Directive
Repeat the listing word for word. No pictures belong in the copy.

(Items from a figure collection)

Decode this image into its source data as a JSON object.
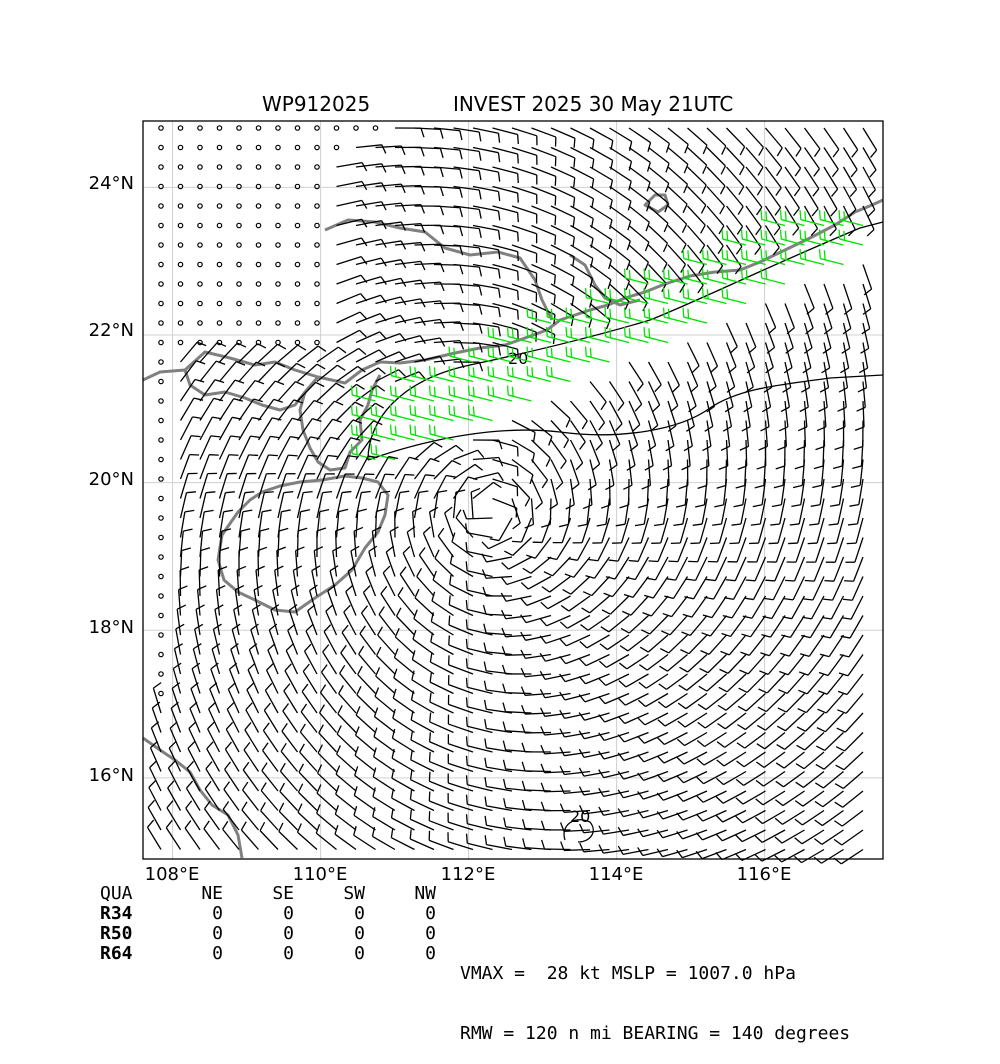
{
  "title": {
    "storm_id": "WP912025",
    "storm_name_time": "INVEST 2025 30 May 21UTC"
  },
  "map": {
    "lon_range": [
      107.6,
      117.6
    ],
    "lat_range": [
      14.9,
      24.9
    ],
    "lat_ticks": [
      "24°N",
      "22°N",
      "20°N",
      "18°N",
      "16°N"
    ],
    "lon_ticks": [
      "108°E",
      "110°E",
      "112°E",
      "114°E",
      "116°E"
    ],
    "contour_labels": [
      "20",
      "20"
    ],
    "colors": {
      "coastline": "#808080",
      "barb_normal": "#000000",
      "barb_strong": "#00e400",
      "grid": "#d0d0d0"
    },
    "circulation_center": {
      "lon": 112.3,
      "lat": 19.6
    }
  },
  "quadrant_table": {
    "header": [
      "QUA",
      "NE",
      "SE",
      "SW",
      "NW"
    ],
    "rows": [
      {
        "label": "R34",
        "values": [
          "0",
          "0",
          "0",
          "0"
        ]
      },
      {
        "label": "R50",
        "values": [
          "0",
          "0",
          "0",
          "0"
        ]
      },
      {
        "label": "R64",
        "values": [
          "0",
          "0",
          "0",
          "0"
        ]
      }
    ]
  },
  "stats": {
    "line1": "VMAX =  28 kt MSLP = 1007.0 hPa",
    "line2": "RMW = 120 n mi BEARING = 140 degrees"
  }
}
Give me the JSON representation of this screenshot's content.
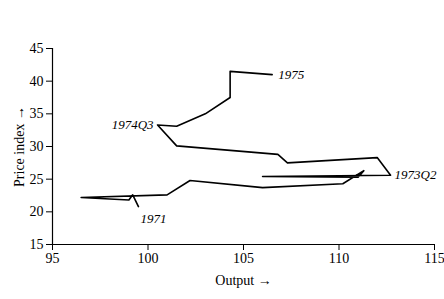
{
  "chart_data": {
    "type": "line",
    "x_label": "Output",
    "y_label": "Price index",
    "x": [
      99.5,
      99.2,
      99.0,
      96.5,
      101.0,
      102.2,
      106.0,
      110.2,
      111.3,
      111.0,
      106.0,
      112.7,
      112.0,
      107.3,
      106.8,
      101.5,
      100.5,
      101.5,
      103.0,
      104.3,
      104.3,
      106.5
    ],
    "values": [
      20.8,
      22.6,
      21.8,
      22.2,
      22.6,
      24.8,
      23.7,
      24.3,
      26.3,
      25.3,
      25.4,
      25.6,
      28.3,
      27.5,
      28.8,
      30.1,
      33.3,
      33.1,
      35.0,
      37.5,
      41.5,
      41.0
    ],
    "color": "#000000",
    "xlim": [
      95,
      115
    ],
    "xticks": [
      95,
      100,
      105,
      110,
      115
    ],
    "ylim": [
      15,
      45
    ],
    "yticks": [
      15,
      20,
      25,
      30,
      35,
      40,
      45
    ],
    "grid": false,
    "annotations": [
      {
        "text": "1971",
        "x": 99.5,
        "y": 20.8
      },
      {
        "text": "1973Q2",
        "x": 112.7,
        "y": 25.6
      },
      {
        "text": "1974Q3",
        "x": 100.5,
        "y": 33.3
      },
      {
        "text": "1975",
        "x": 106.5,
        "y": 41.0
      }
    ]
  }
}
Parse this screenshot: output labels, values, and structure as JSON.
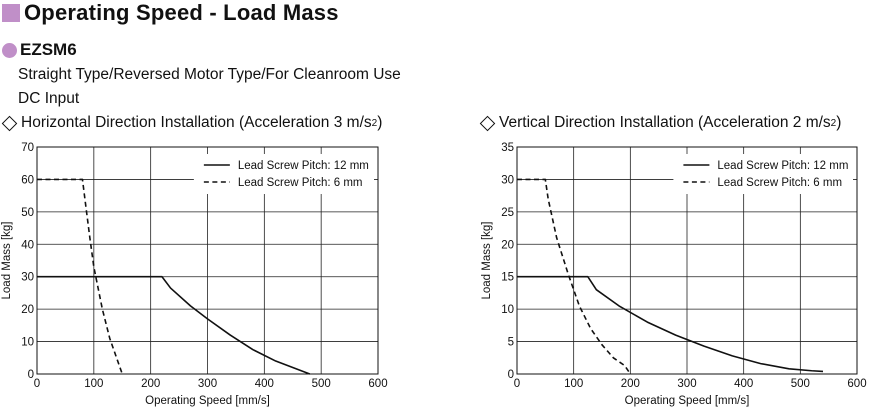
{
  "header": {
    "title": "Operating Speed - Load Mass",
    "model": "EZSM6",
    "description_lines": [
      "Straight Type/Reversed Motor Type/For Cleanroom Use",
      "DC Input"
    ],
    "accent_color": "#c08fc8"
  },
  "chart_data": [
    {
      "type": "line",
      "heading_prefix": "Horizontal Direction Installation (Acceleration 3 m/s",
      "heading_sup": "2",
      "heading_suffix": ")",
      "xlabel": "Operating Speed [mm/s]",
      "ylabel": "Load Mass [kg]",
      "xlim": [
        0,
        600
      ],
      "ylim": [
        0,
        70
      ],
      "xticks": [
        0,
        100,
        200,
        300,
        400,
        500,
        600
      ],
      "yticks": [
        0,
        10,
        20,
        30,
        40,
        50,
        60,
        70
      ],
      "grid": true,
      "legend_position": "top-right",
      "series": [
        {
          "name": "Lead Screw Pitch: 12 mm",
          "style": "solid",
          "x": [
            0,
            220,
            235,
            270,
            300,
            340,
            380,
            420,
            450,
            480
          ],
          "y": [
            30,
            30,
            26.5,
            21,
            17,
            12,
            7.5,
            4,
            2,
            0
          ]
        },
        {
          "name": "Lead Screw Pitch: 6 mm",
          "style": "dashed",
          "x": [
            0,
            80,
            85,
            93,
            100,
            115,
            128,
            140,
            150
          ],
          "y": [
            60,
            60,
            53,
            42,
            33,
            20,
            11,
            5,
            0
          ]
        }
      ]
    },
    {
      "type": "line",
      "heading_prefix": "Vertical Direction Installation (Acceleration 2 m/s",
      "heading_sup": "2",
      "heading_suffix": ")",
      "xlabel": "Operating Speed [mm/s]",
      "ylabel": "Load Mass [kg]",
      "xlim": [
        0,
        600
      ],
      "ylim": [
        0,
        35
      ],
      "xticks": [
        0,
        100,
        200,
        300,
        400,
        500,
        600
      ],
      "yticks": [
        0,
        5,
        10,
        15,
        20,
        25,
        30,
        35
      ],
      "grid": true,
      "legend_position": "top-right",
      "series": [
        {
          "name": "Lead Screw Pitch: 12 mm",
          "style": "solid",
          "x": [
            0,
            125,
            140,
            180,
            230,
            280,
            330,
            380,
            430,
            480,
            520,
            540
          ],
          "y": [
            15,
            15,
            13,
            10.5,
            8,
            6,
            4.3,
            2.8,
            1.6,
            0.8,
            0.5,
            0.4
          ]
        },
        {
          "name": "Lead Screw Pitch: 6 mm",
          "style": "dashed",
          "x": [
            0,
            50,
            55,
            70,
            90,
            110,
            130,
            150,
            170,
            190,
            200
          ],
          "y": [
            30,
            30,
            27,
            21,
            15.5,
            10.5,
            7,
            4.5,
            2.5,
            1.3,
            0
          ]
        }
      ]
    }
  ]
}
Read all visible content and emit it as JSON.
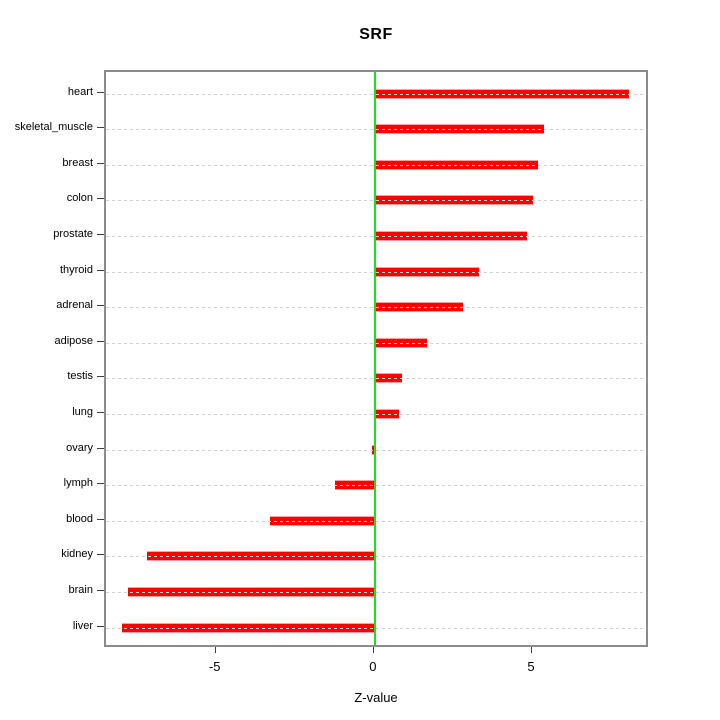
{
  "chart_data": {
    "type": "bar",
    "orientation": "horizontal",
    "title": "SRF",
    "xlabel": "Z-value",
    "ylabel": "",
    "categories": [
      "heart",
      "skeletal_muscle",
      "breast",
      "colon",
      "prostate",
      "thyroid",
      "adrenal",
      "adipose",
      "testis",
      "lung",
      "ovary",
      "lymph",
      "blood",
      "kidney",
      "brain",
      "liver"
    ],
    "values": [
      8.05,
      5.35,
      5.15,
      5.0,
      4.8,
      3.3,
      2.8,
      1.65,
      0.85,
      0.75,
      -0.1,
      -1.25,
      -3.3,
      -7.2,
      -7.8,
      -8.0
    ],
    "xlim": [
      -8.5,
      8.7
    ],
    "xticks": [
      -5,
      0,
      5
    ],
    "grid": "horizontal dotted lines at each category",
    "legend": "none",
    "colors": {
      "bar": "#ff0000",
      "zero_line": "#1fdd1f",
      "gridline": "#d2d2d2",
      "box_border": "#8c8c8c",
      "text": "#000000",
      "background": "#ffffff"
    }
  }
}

Exercise result
Decode this image into its source data as a JSON object.
{
  "title": {
    "storm_id": "WP912025",
    "storm_name_time": "INVEST 2025 30 May 21UTC"
  },
  "map": {
    "lon_range": [
      107.6,
      117.6
    ],
    "lat_range": [
      14.9,
      24.9
    ],
    "lat_ticks": [
      "24°N",
      "22°N",
      "20°N",
      "18°N",
      "16°N"
    ],
    "lon_ticks": [
      "108°E",
      "110°E",
      "112°E",
      "114°E",
      "116°E"
    ],
    "contour_labels": [
      "20",
      "20"
    ],
    "colors": {
      "coastline": "#808080",
      "barb_normal": "#000000",
      "barb_strong": "#00e400",
      "grid": "#d0d0d0"
    },
    "circulation_center": {
      "lon": 112.3,
      "lat": 19.6
    }
  },
  "quadrant_table": {
    "header": [
      "QUA",
      "NE",
      "SE",
      "SW",
      "NW"
    ],
    "rows": [
      {
        "label": "R34",
        "values": [
          "0",
          "0",
          "0",
          "0"
        ]
      },
      {
        "label": "R50",
        "values": [
          "0",
          "0",
          "0",
          "0"
        ]
      },
      {
        "label": "R64",
        "values": [
          "0",
          "0",
          "0",
          "0"
        ]
      }
    ]
  },
  "stats": {
    "line1": "VMAX =  28 kt MSLP = 1007.0 hPa",
    "line2": "RMW = 120 n mi BEARING = 140 degrees"
  }
}
Give me the JSON representation of this screenshot's content.
{
  "chart_data": {
    "type": "line",
    "x_label": "Output",
    "y_label": "Price index",
    "x": [
      99.5,
      99.2,
      99.0,
      96.5,
      101.0,
      102.2,
      106.0,
      110.2,
      111.3,
      111.0,
      106.0,
      112.7,
      112.0,
      107.3,
      106.8,
      101.5,
      100.5,
      101.5,
      103.0,
      104.3,
      104.3,
      106.5
    ],
    "values": [
      20.8,
      22.6,
      21.8,
      22.2,
      22.6,
      24.8,
      23.7,
      24.3,
      26.3,
      25.3,
      25.4,
      25.6,
      28.3,
      27.5,
      28.8,
      30.1,
      33.3,
      33.1,
      35.0,
      37.5,
      41.5,
      41.0
    ],
    "color": "#000000",
    "xlim": [
      95,
      115
    ],
    "xticks": [
      95,
      100,
      105,
      110,
      115
    ],
    "ylim": [
      15,
      45
    ],
    "yticks": [
      15,
      20,
      25,
      30,
      35,
      40,
      45
    ],
    "grid": false,
    "annotations": [
      {
        "text": "1971",
        "x": 99.5,
        "y": 20.8
      },
      {
        "text": "1973Q2",
        "x": 112.7,
        "y": 25.6
      },
      {
        "text": "1974Q3",
        "x": 100.5,
        "y": 33.3
      },
      {
        "text": "1975",
        "x": 106.5,
        "y": 41.0
      }
    ]
  }
}
Parse this screenshot: output labels, values, and structure as JSON.
{
  "header": {
    "title": "Operating Speed - Load Mass",
    "model": "EZSM6",
    "description_lines": [
      "Straight Type/Reversed Motor Type/For Cleanroom Use",
      "DC Input"
    ],
    "accent_color": "#c08fc8"
  },
  "chart_data": [
    {
      "type": "line",
      "heading_prefix": "Horizontal Direction Installation (Acceleration 3 m/s",
      "heading_sup": "2",
      "heading_suffix": ")",
      "xlabel": "Operating Speed [mm/s]",
      "ylabel": "Load Mass [kg]",
      "xlim": [
        0,
        600
      ],
      "ylim": [
        0,
        70
      ],
      "xticks": [
        0,
        100,
        200,
        300,
        400,
        500,
        600
      ],
      "yticks": [
        0,
        10,
        20,
        30,
        40,
        50,
        60,
        70
      ],
      "grid": true,
      "legend_position": "top-right",
      "series": [
        {
          "name": "Lead Screw Pitch: 12 mm",
          "style": "solid",
          "x": [
            0,
            220,
            235,
            270,
            300,
            340,
            380,
            420,
            450,
            480
          ],
          "y": [
            30,
            30,
            26.5,
            21,
            17,
            12,
            7.5,
            4,
            2,
            0
          ]
        },
        {
          "name": "Lead Screw Pitch: 6 mm",
          "style": "dashed",
          "x": [
            0,
            80,
            85,
            93,
            100,
            115,
            128,
            140,
            150
          ],
          "y": [
            60,
            60,
            53,
            42,
            33,
            20,
            11,
            5,
            0
          ]
        }
      ]
    },
    {
      "type": "line",
      "heading_prefix": "Vertical Direction Installation (Acceleration 2 m/s",
      "heading_sup": "2",
      "heading_suffix": ")",
      "xlabel": "Operating Speed [mm/s]",
      "ylabel": "Load Mass [kg]",
      "xlim": [
        0,
        600
      ],
      "ylim": [
        0,
        35
      ],
      "xticks": [
        0,
        100,
        200,
        300,
        400,
        500,
        600
      ],
      "yticks": [
        0,
        5,
        10,
        15,
        20,
        25,
        30,
        35
      ],
      "grid": true,
      "legend_position": "top-right",
      "series": [
        {
          "name": "Lead Screw Pitch: 12 mm",
          "style": "solid",
          "x": [
            0,
            125,
            140,
            180,
            230,
            280,
            330,
            380,
            430,
            480,
            520,
            540
          ],
          "y": [
            15,
            15,
            13,
            10.5,
            8,
            6,
            4.3,
            2.8,
            1.6,
            0.8,
            0.5,
            0.4
          ]
        },
        {
          "name": "Lead Screw Pitch: 6 mm",
          "style": "dashed",
          "x": [
            0,
            50,
            55,
            70,
            90,
            110,
            130,
            150,
            170,
            190,
            200
          ],
          "y": [
            30,
            30,
            27,
            21,
            15.5,
            10.5,
            7,
            4.5,
            2.5,
            1.3,
            0
          ]
        }
      ]
    }
  ]
}
Read all visible content and emit it as JSON.
{
  "chart_data": {
    "type": "bar",
    "orientation": "horizontal",
    "title": "SRF",
    "xlabel": "Z-value",
    "ylabel": "",
    "categories": [
      "heart",
      "skeletal_muscle",
      "breast",
      "colon",
      "prostate",
      "thyroid",
      "adrenal",
      "adipose",
      "testis",
      "lung",
      "ovary",
      "lymph",
      "blood",
      "kidney",
      "brain",
      "liver"
    ],
    "values": [
      8.05,
      5.35,
      5.15,
      5.0,
      4.8,
      3.3,
      2.8,
      1.65,
      0.85,
      0.75,
      -0.1,
      -1.25,
      -3.3,
      -7.2,
      -7.8,
      -8.0
    ],
    "xlim": [
      -8.5,
      8.7
    ],
    "xticks": [
      -5,
      0,
      5
    ],
    "grid": "horizontal dotted lines at each category",
    "legend": "none",
    "colors": {
      "bar": "#ff0000",
      "zero_line": "#1fdd1f",
      "gridline": "#d2d2d2",
      "box_border": "#8c8c8c",
      "text": "#000000",
      "background": "#ffffff"
    }
  }
}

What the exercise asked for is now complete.